Problem to work on: Each line of the listing that contains the word "Global" is to be copied.

**** Records for this task

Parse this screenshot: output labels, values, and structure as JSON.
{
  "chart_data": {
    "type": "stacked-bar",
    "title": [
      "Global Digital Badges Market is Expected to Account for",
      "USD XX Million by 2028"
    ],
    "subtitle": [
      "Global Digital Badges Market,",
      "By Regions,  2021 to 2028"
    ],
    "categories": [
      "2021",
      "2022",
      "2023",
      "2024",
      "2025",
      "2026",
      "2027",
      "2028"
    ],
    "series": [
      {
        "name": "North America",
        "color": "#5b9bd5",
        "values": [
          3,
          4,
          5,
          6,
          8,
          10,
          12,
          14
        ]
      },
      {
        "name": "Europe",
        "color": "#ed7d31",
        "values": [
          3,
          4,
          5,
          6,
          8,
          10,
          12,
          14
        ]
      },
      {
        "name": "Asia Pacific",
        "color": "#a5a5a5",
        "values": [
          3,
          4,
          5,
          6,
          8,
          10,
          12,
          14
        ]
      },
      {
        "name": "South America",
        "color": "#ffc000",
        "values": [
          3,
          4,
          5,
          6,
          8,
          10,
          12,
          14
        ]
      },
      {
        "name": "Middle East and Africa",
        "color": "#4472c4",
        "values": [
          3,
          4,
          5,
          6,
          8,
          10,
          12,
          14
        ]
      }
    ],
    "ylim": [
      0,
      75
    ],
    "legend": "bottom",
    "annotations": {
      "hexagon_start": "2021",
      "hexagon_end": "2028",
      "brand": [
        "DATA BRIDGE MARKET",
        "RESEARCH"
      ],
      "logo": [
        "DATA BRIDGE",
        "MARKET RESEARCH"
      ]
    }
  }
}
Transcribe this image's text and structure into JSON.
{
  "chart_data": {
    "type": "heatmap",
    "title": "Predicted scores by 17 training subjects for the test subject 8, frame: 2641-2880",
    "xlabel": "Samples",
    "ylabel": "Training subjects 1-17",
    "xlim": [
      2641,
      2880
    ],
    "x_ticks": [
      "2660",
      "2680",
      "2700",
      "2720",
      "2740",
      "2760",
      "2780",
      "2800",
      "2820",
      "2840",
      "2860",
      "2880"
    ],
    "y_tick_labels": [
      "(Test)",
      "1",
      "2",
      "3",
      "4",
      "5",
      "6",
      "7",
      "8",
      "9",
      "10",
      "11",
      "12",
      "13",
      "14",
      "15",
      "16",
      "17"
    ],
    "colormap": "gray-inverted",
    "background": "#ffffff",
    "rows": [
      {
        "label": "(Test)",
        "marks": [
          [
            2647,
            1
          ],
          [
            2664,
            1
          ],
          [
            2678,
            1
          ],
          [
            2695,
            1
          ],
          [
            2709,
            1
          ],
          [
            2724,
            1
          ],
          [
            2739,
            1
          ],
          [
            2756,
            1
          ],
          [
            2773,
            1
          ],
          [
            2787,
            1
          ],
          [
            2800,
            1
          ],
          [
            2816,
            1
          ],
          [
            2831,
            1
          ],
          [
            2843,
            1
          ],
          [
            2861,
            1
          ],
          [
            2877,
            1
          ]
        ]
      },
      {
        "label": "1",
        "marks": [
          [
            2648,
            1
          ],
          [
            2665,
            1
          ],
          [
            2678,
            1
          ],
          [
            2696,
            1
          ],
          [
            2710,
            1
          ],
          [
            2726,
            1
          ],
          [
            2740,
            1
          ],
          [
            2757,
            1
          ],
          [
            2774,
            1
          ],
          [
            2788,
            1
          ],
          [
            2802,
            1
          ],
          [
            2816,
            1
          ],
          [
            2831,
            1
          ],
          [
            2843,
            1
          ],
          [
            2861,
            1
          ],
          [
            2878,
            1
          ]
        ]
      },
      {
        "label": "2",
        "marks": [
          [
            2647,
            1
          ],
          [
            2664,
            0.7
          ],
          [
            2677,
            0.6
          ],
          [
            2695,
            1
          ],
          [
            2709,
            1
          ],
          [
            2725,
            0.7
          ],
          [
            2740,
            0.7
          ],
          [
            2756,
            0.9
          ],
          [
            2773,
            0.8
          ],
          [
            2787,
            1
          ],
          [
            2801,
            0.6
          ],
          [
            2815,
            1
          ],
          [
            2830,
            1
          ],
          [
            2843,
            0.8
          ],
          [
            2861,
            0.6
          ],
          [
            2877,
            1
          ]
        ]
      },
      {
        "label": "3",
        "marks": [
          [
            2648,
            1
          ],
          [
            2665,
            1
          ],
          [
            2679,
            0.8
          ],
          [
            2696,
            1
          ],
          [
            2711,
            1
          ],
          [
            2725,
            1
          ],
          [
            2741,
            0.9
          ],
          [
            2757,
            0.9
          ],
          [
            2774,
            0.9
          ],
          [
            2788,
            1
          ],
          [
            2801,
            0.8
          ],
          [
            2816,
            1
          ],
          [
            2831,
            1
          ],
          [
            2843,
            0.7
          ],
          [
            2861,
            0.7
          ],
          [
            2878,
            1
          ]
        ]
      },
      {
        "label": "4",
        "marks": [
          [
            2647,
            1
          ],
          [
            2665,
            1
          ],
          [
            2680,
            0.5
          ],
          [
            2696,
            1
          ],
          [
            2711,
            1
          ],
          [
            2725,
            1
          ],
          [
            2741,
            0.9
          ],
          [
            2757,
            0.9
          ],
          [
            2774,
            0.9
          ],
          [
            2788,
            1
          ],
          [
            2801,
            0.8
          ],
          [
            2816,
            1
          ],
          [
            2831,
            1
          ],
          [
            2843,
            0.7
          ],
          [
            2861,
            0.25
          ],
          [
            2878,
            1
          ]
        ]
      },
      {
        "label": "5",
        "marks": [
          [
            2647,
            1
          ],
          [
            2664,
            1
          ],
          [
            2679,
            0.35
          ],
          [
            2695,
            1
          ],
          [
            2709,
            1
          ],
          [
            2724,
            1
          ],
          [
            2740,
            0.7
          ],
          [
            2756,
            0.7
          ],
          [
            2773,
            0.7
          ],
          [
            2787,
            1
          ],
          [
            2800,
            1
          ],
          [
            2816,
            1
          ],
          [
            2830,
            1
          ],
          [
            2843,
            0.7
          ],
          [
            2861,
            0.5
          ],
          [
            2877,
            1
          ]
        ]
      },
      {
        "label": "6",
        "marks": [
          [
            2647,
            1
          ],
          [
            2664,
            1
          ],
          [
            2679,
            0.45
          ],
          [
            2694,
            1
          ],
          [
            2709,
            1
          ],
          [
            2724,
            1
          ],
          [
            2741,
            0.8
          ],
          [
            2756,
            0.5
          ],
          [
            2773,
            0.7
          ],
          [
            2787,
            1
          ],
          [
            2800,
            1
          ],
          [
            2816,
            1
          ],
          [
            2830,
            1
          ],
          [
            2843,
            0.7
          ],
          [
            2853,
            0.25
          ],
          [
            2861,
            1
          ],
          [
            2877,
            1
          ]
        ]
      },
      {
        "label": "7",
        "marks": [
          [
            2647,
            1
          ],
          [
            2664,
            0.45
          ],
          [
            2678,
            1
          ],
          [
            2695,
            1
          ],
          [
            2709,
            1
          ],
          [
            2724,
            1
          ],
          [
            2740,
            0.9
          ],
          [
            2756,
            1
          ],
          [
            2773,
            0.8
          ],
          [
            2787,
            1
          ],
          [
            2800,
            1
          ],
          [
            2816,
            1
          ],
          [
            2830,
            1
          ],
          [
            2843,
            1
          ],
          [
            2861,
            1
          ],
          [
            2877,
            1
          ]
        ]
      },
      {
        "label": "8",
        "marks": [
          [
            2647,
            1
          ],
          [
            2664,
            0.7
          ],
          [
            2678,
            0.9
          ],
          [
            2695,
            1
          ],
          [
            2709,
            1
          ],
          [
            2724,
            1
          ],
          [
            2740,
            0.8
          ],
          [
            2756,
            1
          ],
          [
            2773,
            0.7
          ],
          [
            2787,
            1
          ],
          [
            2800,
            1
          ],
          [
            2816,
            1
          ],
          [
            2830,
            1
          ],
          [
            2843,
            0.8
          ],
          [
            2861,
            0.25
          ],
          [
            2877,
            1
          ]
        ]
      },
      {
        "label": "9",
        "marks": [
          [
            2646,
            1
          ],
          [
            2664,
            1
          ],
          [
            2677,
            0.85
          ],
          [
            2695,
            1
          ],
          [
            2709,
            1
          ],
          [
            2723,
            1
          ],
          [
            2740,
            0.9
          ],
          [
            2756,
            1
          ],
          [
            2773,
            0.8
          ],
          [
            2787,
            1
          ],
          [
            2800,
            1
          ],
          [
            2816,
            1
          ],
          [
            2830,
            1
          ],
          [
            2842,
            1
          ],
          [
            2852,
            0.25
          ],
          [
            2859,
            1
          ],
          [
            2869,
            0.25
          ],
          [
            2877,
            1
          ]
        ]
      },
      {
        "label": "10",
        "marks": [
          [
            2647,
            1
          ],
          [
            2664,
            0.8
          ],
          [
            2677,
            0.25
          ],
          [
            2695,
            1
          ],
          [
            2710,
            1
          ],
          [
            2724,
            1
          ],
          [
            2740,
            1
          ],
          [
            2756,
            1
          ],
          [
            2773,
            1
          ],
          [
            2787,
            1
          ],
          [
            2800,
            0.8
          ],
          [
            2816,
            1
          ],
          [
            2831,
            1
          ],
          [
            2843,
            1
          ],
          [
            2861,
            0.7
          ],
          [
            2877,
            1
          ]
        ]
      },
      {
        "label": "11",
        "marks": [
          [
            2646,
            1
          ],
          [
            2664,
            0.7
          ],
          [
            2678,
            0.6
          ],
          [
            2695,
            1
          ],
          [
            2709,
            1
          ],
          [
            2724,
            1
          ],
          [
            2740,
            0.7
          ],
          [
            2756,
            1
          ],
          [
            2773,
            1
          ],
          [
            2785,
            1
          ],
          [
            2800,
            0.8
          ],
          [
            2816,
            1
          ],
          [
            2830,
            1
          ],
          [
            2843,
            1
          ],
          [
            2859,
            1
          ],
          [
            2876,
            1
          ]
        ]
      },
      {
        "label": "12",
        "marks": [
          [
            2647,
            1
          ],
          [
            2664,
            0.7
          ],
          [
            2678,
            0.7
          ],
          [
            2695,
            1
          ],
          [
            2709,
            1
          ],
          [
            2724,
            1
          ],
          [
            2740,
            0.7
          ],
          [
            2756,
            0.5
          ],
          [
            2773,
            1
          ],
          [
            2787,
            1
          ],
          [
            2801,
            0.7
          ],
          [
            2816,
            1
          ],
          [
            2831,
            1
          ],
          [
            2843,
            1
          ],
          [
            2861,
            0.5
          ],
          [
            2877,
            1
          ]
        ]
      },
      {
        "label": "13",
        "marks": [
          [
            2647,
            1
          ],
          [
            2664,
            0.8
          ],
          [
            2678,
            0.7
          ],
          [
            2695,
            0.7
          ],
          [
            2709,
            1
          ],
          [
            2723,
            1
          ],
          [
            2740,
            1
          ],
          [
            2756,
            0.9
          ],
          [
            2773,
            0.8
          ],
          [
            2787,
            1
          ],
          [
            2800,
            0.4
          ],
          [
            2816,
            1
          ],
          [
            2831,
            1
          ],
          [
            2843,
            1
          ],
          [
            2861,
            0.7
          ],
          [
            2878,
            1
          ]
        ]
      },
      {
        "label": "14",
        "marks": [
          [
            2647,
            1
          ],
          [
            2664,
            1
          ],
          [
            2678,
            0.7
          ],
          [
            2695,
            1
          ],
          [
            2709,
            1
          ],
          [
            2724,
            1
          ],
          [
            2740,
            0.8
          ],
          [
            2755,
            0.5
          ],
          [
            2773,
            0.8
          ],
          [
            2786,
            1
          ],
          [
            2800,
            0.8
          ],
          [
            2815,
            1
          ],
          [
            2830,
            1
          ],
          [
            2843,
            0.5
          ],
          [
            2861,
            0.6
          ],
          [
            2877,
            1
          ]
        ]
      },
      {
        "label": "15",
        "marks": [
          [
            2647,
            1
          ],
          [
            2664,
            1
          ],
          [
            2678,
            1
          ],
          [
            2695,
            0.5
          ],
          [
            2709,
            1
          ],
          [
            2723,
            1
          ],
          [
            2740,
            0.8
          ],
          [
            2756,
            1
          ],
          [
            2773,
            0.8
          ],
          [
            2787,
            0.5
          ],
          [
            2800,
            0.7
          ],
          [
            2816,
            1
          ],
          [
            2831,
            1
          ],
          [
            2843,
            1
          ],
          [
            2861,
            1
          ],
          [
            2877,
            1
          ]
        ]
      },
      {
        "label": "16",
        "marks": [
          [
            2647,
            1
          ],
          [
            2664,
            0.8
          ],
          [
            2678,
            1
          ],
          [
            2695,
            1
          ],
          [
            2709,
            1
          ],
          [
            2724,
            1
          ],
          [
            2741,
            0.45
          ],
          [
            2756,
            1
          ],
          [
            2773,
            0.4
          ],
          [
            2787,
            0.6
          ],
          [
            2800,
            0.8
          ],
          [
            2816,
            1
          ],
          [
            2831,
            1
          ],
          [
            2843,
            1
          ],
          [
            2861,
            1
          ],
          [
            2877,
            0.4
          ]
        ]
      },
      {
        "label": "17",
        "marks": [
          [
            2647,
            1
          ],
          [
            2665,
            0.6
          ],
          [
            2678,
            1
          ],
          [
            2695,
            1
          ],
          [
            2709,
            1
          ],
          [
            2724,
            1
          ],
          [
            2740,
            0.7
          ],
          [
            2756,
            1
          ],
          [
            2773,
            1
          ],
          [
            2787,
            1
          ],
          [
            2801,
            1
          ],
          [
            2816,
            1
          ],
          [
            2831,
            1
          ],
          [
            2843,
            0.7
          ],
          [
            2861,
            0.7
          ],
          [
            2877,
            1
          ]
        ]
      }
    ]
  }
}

********

Response to this exercise:
      "Global Digital Badges Market is Expected to Account for",
      "Global Digital Badges Market,",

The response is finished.